▶ _EXERCISE_:
Give the data below again exactly as it stands. Omit the pictures.

Saved entries:
::::

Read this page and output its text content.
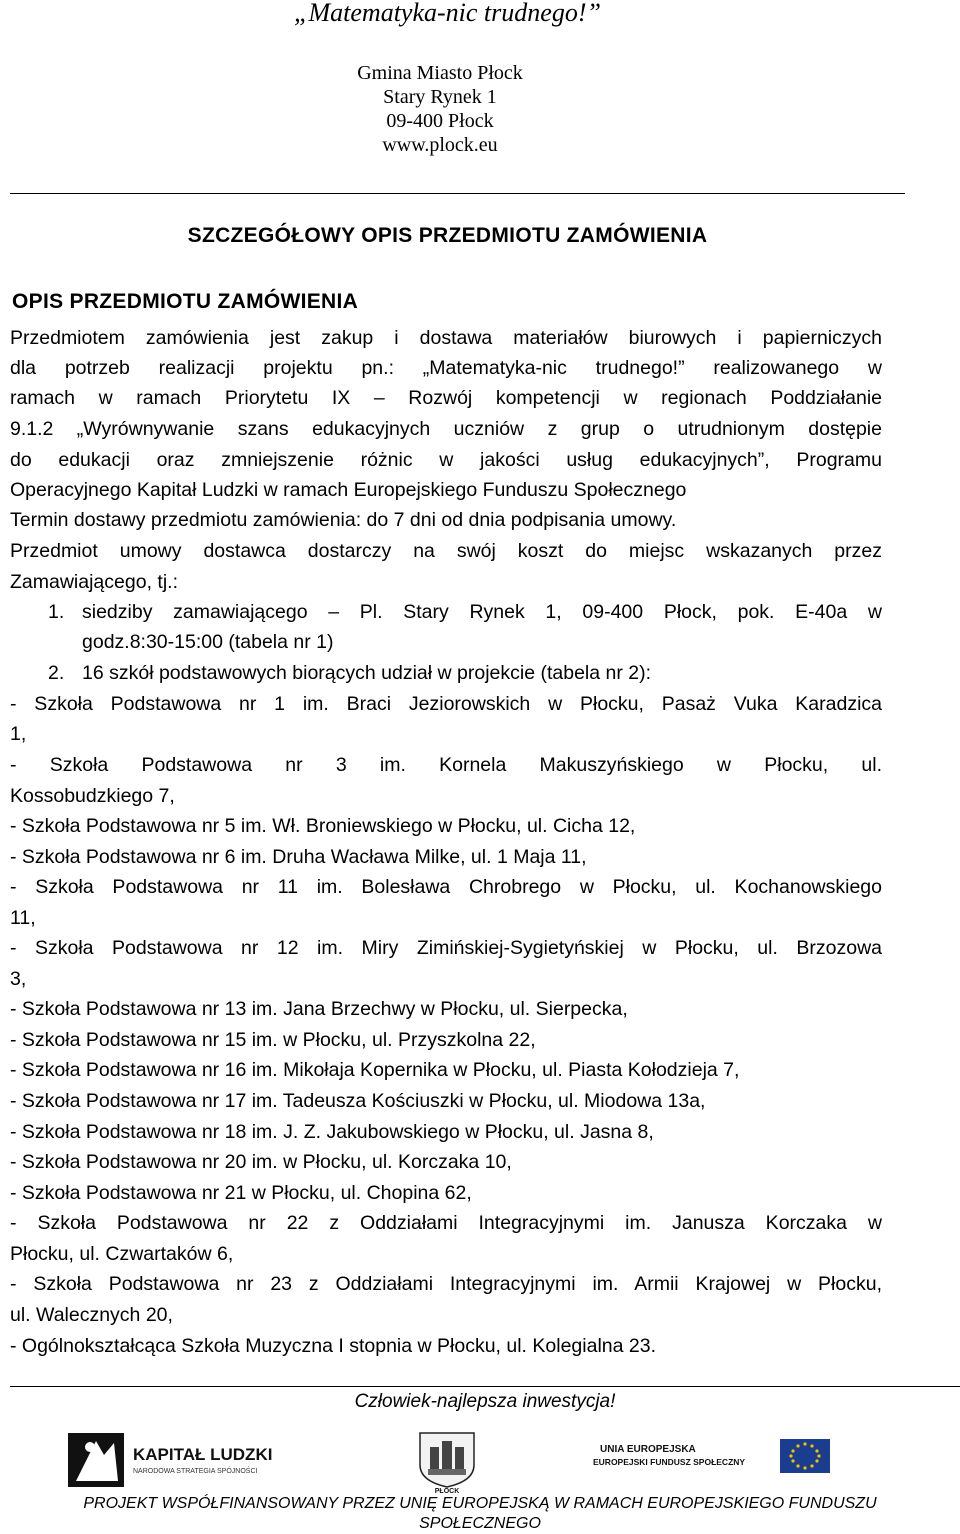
„Matematyka-nic trudnego!”
Gmina Miasto Płock
Stary Rynek 1
09-400 Płock
www.plock.eu
SZCZEGÓŁOWY OPIS PRZEDMIOTU ZAMÓWIENIA
OPIS PRZEDMIOTU ZAMÓWIENIA
Przedmiotem zamówienia jest zakup i dostawa materiałów biurowych i papierniczych
dla potrzeb realizacji projektu pn.: „Matematyka-nic trudnego!” realizowanego w
ramach w ramach Priorytetu IX – Rozwój kompetencji w regionach Poddziałanie
9.1.2 „Wyrównywanie szans edukacyjnych uczniów z grup o utrudnionym dostępie
do edukacji oraz zmniejszenie różnic w jakości usług edukacyjnych”, Programu
Operacyjnego Kapitał Ludzki w ramach Europejskiego Funduszu Społecznego
Termin dostawy przedmiotu zamówienia: do 7 dni od dnia podpisania umowy.
Przedmiot umowy dostawca dostarczy na swój koszt do miejsc wskazanych przez
Zamawiającego, tj.:
1. siedziby zamawiającego – Pl. Stary Rynek 1, 09-400 Płock, pok. E-40a w
godz.8:30-15:00 (tabela nr 1)
2. 16 szkół podstawowych biorących udział w projekcie (tabela nr 2):
- Szkoła Podstawowa nr 1 im. Braci Jeziorowskich w Płocku, Pasaż Vuka Karadzica
1,
- Szkoła Podstawowa nr 3 im. Kornela Makuszyńskiego w Płocku, ul.
Kossobudzkiego 7,
- Szkoła Podstawowa nr 5 im. Wł. Broniewskiego w Płocku, ul. Cicha 12,
- Szkoła Podstawowa nr 6 im. Druha Wacława Milke, ul. 1 Maja 11,
- Szkoła Podstawowa nr 11 im. Bolesława Chrobrego w Płocku, ul. Kochanowskiego
11,
- Szkoła Podstawowa nr 12 im. Miry Zimińskiej-Sygietyńskiej w Płocku, ul. Brzozowa
3,
- Szkoła Podstawowa nr 13 im. Jana Brzechwy w Płocku, ul. Sierpecka,
- Szkoła Podstawowa nr 15 im. w Płocku, ul. Przyszkolna 22,
- Szkoła Podstawowa nr 16 im. Mikołaja Kopernika w Płocku, ul. Piasta Kołodzieja 7,
- Szkoła Podstawowa nr 17 im. Tadeusza Kościuszki w Płocku, ul. Miodowa 13a,
- Szkoła Podstawowa nr 18 im. J. Z. Jakubowskiego w Płocku, ul. Jasna 8,
- Szkoła Podstawowa nr 20 im. w Płocku, ul. Korczaka 10,
- Szkoła Podstawowa nr 21 w Płocku, ul. Chopina 62,
- Szkoła Podstawowa nr 22 z Oddziałami Integracyjnymi im. Janusza Korczaka w
Płocku, ul. Czwartaków 6,
- Szkoła Podstawowa nr 23 z Oddziałami Integracyjnymi im. Armii Krajowej w Płocku,
ul. Walecznych 20,
- Ogólnokształcąca Szkoła Muzyczna I stopnia w Płocku, ul. Kolegialna 23.
Człowiek-najlepsza inwestycja!
KAPITAŁ LUDZKI
NARODOWA STRATEGIA SPÓJNOŚCI
PŁOCK
UNIA EUROPEJSKA
EUROPEJSKI FUNDUSZ SPOŁECZNY
PROJEKT WSPÓŁFINANSOWANY PRZEZ UNIĘ EUROPEJSKĄ W RAMACH EUROPEJSKIEGO FUNDUSZU
SPOŁECZNEGO
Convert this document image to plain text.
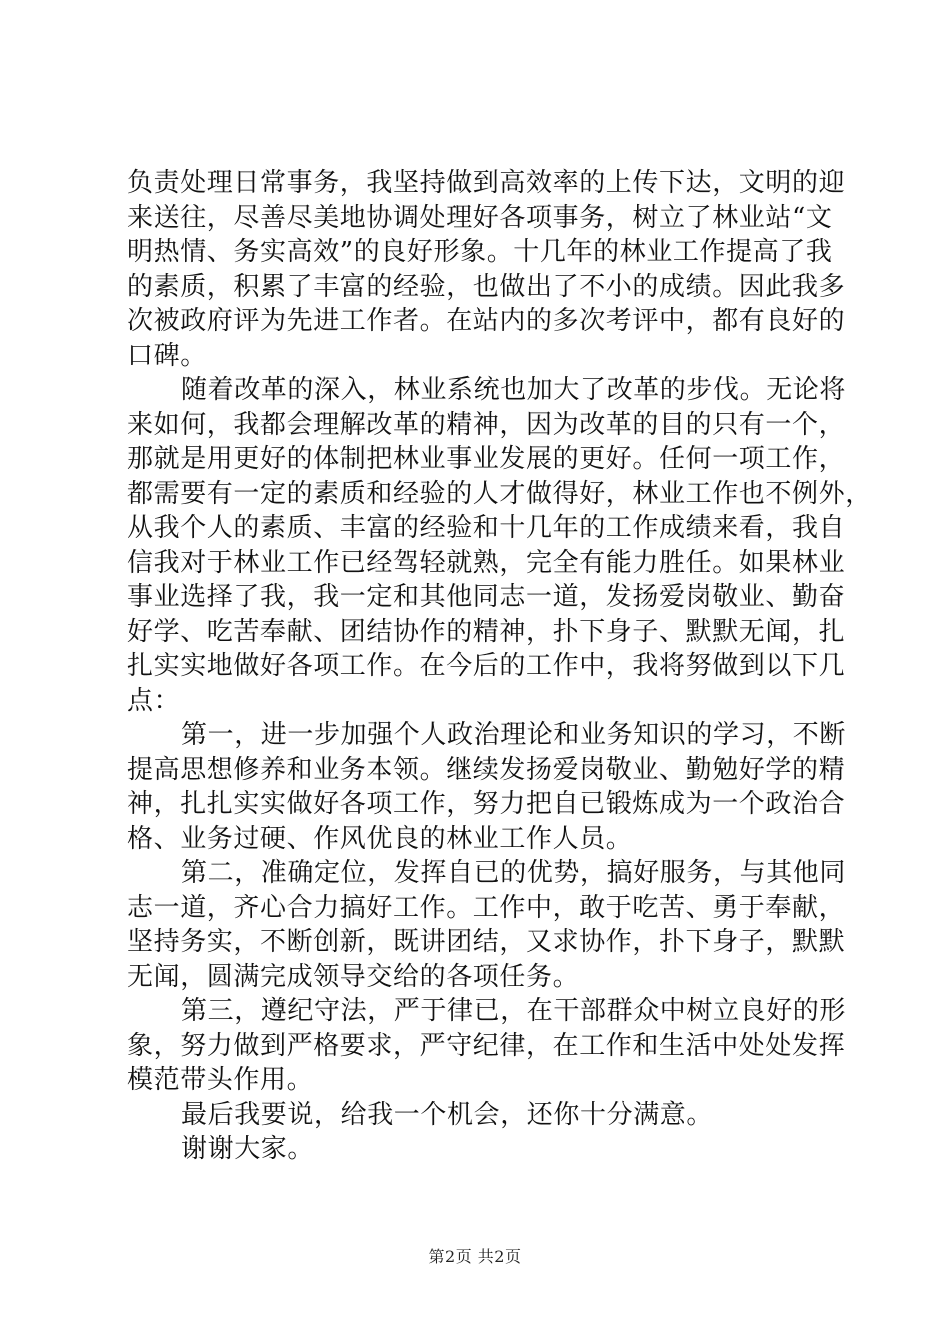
负责处理日常事务，我坚持做到高效率的上传下达，文明的迎
来送往，尽善尽美地协调处理好各项事务，树立了林业站“文
明热情、务实高效”的良好形象。十几年的林业工作提高了我
的素质，积累了丰富的经验，也做出了不小的成绩。因此我多
次被政府评为先进工作者。在站内的多次考评中，都有良好的
口碑。
随着改革的深入，林业系统也加大了改革的步伐。无论将
来如何，我都会理解改革的精神，因为改革的目的只有一个，
那就是用更好的体制把林业事业发展的更好。任何一项工作，
都需要有一定的素质和经验的人才做得好，林业工作也不例外，
从我个人的素质、丰富的经验和十几年的工作成绩来看，我自
信我对于林业工作已经驾轻就熟，完全有能力胜任。如果林业
事业选择了我，我一定和其他同志一道，发扬爱岗敬业、勤奋
好学、吃苦奉献、团结协作的精神，扑下身子、默默无闻，扎
扎实实地做好各项工作。在今后的工作中，我将努做到以下几
点：
第一，进一步加强个人政治理论和业务知识的学习，不断
提高思想修养和业务本领。继续发扬爱岗敬业、勤勉好学的精
神，扎扎实实做好各项工作，努力把自已锻炼成为一个政治合
格、业务过硬、作风优良的林业工作人员。
第二，准确定位，发挥自已的优势，搞好服务，与其他同
志一道，齐心合力搞好工作。工作中，敢于吃苦、勇于奉献，
坚持务实，不断创新，既讲团结，又求协作，扑下身子，默默
无闻，圆满完成领导交给的各项任务。
第三，遵纪守法，严于律已，在干部群众中树立良好的形
象，努力做到严格要求，严守纪律，在工作和生活中处处发挥
模范带头作用。
最后我要说，给我一个机会，还你十分满意。
谢谢大家。
第2页 共2页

::::

▶ _SOLUTION_:
Read this page and output its text content.
„Matematyka-nic trudnego!”
Gmina Miasto Płock
Stary Rynek 1
09-400 Płock
www.plock.eu
SZCZEGÓŁOWY OPIS PRZEDMIOTU ZAMÓWIENIA
OPIS PRZEDMIOTU ZAMÓWIENIA
Przedmiotem zamówienia jest zakup i dostawa materiałów biurowych i papierniczych
dla potrzeb realizacji projektu pn.: „Matematyka-nic trudnego!” realizowanego w
ramach w ramach Priorytetu IX – Rozwój kompetencji w regionach Poddziałanie
9.1.2 „Wyrównywanie szans edukacyjnych uczniów z grup o utrudnionym dostępie
do edukacji oraz zmniejszenie różnic w jakości usług edukacyjnych”, Programu
Operacyjnego Kapitał Ludzki w ramach Europejskiego Funduszu Społecznego
Termin dostawy przedmiotu zamówienia: do 7 dni od dnia podpisania umowy.
Przedmiot umowy dostawca dostarczy na swój koszt do miejsc wskazanych przez
Zamawiającego, tj.:
1. siedziby zamawiającego – Pl. Stary Rynek 1, 09-400 Płock, pok. E-40a w
godz.8:30-15:00 (tabela nr 1)
2. 16 szkół podstawowych biorących udział w projekcie (tabela nr 2):
- Szkoła Podstawowa nr 1 im. Braci Jeziorowskich w Płocku, Pasaż Vuka Karadzica
1,
- Szkoła Podstawowa nr 3 im. Kornela Makuszyńskiego w Płocku, ul.
Kossobudzkiego 7,
- Szkoła Podstawowa nr 5 im. Wł. Broniewskiego w Płocku, ul. Cicha 12,
- Szkoła Podstawowa nr 6 im. Druha Wacława Milke, ul. 1 Maja 11,
- Szkoła Podstawowa nr 11 im. Bolesława Chrobrego w Płocku, ul. Kochanowskiego
11,
- Szkoła Podstawowa nr 12 im. Miry Zimińskiej-Sygietyńskiej w Płocku, ul. Brzozowa
3,
- Szkoła Podstawowa nr 13 im. Jana Brzechwy w Płocku, ul. Sierpecka,
- Szkoła Podstawowa nr 15 im. w Płocku, ul. Przyszkolna 22,
- Szkoła Podstawowa nr 16 im. Mikołaja Kopernika w Płocku, ul. Piasta Kołodzieja 7,
- Szkoła Podstawowa nr 17 im. Tadeusza Kościuszki w Płocku, ul. Miodowa 13a,
- Szkoła Podstawowa nr 18 im. J. Z. Jakubowskiego w Płocku, ul. Jasna 8,
- Szkoła Podstawowa nr 20 im. w Płocku, ul. Korczaka 10,
- Szkoła Podstawowa nr 21 w Płocku, ul. Chopina 62,
- Szkoła Podstawowa nr 22 z Oddziałami Integracyjnymi im. Janusza Korczaka w
Płocku, ul. Czwartaków 6,
- Szkoła Podstawowa nr 23 z Oddziałami Integracyjnymi im. Armii Krajowej w Płocku,
ul. Walecznych 20,
- Ogólnokształcąca Szkoła Muzyczna I stopnia w Płocku, ul. Kolegialna 23.
Człowiek-najlepsza inwestycja!
KAPITAŁ LUDZKI
NARODOWA STRATEGIA SPÓJNOŚCI
PŁOCK
UNIA EUROPEJSKA
EUROPEJSKI FUNDUSZ SPOŁECZNY
PROJEKT WSPÓŁFINANSOWANY PRZEZ UNIĘ EUROPEJSKĄ W RAMACH EUROPEJSKIEGO FUNDUSZU
SPOŁECZNEGO
Convert this document image to plain text.
负责处理日常事务，我坚持做到高效率的上传下达，文明的迎
来送往，尽善尽美地协调处理好各项事务，树立了林业站“文
明热情、务实高效”的良好形象。十几年的林业工作提高了我
的素质，积累了丰富的经验，也做出了不小的成绩。因此我多
次被政府评为先进工作者。在站内的多次考评中，都有良好的
口碑。
随着改革的深入，林业系统也加大了改革的步伐。无论将
来如何，我都会理解改革的精神，因为改革的目的只有一个，
那就是用更好的体制把林业事业发展的更好。任何一项工作，
都需要有一定的素质和经验的人才做得好，林业工作也不例外，
从我个人的素质、丰富的经验和十几年的工作成绩来看，我自
信我对于林业工作已经驾轻就熟，完全有能力胜任。如果林业
事业选择了我，我一定和其他同志一道，发扬爱岗敬业、勤奋
好学、吃苦奉献、团结协作的精神，扑下身子、默默无闻，扎
扎实实地做好各项工作。在今后的工作中，我将努做到以下几
点：
第一，进一步加强个人政治理论和业务知识的学习，不断
提高思想修养和业务本领。继续发扬爱岗敬业、勤勉好学的精
神，扎扎实实做好各项工作，努力把自已锻炼成为一个政治合
格、业务过硬、作风优良的林业工作人员。
第二，准确定位，发挥自已的优势，搞好服务，与其他同
志一道，齐心合力搞好工作。工作中，敢于吃苦、勇于奉献，
坚持务实，不断创新，既讲团结，又求协作，扑下身子，默默
无闻，圆满完成领导交给的各项任务。
第三，遵纪守法，严于律已，在干部群众中树立良好的形
象，努力做到严格要求，严守纪律，在工作和生活中处处发挥
模范带头作用。
最后我要说，给我一个机会，还你十分满意。
谢谢大家。
第2页 共2页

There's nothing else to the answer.